▶ _EXERCISE INPUTS_
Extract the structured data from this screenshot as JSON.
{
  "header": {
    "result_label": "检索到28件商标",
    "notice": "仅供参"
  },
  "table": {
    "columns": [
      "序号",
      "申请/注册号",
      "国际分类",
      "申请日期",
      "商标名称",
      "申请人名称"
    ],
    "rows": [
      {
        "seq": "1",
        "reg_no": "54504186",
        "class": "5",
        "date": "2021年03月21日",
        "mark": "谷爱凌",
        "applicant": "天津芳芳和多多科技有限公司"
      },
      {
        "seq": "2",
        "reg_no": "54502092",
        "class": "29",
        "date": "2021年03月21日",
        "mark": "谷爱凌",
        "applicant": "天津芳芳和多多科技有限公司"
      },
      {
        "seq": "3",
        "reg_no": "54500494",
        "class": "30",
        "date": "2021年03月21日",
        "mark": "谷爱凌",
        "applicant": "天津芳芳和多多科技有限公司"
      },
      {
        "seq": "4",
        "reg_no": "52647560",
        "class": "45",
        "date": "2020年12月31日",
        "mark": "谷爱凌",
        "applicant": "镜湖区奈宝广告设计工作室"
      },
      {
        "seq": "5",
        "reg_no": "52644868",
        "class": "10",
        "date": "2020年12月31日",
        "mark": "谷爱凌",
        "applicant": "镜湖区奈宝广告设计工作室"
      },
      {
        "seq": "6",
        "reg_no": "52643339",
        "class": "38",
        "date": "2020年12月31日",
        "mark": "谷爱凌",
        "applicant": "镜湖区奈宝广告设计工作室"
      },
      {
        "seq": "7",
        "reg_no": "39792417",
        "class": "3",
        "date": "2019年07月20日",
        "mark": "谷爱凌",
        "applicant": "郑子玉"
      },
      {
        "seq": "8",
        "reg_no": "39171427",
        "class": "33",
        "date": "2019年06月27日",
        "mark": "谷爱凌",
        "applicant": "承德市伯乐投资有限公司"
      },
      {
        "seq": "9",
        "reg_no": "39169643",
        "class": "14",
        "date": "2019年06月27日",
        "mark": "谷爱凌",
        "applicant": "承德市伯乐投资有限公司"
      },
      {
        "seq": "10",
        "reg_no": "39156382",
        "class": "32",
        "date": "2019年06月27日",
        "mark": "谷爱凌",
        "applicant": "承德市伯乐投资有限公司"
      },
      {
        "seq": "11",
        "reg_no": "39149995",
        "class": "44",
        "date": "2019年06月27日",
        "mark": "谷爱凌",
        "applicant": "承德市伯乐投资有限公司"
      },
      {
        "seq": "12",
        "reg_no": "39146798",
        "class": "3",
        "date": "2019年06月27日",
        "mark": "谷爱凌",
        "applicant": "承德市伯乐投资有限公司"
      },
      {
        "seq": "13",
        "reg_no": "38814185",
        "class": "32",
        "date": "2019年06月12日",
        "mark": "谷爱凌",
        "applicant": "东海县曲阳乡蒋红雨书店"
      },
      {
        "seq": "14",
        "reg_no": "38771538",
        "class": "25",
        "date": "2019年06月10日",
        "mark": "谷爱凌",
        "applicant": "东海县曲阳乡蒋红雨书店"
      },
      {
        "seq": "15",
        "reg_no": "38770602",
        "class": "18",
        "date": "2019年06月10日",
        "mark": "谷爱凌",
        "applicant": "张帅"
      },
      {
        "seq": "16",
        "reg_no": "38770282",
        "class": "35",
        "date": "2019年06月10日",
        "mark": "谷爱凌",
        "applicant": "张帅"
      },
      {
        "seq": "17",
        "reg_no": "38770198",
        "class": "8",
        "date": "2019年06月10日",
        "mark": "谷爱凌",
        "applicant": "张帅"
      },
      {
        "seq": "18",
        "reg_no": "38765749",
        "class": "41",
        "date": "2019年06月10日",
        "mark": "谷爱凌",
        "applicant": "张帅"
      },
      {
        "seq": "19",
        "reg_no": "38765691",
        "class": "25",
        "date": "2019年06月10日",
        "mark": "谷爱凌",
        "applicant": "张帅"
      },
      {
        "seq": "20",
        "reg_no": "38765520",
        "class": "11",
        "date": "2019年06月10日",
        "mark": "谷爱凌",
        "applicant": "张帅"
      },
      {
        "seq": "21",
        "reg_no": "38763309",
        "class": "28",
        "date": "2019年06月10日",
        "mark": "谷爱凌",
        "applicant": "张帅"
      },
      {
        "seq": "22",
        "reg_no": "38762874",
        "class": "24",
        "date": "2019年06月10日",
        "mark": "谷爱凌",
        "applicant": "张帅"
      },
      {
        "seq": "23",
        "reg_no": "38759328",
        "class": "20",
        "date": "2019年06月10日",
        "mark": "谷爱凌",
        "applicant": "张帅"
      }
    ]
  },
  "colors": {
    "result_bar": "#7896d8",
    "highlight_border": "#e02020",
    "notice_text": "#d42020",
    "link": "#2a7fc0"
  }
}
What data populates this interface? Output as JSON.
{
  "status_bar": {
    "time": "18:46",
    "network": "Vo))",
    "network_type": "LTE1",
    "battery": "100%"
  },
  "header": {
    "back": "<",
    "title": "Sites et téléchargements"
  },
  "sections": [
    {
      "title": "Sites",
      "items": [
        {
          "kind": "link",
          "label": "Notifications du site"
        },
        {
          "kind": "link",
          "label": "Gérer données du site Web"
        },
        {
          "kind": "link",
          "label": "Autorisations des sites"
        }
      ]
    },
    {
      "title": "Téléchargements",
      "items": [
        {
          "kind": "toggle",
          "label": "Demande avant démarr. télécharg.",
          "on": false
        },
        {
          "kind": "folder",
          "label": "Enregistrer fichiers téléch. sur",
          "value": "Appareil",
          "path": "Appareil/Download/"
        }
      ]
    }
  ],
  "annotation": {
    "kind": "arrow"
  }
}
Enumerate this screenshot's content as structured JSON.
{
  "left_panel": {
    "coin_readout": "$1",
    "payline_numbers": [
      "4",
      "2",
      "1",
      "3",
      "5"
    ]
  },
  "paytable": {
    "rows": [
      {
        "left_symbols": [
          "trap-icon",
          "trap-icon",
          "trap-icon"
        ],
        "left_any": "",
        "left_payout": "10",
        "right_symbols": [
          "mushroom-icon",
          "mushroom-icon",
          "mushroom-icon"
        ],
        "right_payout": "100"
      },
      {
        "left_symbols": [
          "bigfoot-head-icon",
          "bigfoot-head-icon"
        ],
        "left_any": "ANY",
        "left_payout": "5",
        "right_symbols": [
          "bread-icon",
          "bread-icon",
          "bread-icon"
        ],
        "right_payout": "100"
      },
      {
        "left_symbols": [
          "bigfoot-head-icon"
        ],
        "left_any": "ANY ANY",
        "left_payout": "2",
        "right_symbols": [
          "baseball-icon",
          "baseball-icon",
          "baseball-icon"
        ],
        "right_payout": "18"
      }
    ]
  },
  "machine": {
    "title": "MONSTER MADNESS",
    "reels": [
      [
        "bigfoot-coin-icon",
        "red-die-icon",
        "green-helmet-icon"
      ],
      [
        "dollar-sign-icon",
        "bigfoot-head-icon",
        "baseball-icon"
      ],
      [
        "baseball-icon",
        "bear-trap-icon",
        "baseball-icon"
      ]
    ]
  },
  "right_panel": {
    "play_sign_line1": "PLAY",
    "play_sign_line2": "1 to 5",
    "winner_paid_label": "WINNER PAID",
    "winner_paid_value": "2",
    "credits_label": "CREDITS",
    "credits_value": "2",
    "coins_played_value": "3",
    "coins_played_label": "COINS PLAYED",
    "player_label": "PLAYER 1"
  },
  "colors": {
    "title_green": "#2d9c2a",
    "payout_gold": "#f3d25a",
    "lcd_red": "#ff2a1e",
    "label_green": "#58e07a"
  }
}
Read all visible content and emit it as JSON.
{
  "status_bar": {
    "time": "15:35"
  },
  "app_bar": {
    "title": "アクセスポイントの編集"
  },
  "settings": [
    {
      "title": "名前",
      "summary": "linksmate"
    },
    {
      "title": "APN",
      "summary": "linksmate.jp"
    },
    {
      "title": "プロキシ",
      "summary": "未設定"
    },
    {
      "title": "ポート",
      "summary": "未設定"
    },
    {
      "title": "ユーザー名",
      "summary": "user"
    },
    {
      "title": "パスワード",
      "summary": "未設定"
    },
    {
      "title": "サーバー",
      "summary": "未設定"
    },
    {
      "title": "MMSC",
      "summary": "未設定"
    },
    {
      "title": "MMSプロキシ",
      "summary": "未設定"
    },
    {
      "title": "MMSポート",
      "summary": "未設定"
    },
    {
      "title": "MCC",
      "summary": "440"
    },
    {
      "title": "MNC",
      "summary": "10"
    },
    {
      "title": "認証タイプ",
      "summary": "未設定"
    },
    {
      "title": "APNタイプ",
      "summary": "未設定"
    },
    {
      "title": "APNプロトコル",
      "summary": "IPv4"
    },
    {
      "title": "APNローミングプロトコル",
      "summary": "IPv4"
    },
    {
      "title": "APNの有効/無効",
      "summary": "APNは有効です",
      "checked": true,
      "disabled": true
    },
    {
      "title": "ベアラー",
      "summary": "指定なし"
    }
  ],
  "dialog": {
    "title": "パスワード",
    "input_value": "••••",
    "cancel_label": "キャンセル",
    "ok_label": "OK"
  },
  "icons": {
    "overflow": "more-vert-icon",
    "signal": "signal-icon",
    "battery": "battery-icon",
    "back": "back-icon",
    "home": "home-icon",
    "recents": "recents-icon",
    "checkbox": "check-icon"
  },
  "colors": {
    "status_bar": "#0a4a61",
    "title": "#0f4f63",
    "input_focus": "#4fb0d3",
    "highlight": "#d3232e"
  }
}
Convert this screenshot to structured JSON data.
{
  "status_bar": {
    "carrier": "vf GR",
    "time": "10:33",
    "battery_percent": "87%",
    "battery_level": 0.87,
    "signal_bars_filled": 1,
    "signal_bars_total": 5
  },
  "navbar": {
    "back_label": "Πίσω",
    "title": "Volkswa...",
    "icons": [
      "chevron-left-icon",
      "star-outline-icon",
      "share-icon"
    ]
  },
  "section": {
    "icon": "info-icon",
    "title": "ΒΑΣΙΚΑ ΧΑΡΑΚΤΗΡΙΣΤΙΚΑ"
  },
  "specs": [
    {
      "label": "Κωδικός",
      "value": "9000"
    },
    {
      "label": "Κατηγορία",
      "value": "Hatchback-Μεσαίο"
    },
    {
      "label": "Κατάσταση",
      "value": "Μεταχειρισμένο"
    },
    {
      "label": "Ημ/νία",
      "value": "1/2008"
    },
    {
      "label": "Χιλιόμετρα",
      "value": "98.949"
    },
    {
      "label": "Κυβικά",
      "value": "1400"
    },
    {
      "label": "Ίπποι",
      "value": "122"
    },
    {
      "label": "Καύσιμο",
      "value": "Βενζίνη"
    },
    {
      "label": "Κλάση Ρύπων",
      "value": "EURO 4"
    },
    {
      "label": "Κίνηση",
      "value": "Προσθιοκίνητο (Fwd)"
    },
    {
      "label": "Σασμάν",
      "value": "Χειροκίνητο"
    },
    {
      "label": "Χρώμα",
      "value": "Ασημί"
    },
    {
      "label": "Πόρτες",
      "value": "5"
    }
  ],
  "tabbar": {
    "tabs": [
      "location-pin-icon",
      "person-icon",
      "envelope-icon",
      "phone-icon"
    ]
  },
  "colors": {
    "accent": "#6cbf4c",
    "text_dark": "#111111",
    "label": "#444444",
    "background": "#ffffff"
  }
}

▶ _WHAT NEEDS TO BE DONE_
Of the lines in the entries above, how many include "linksmate"? Only the number should be given.

▶ _SOLUTION TO THIS TASK_
2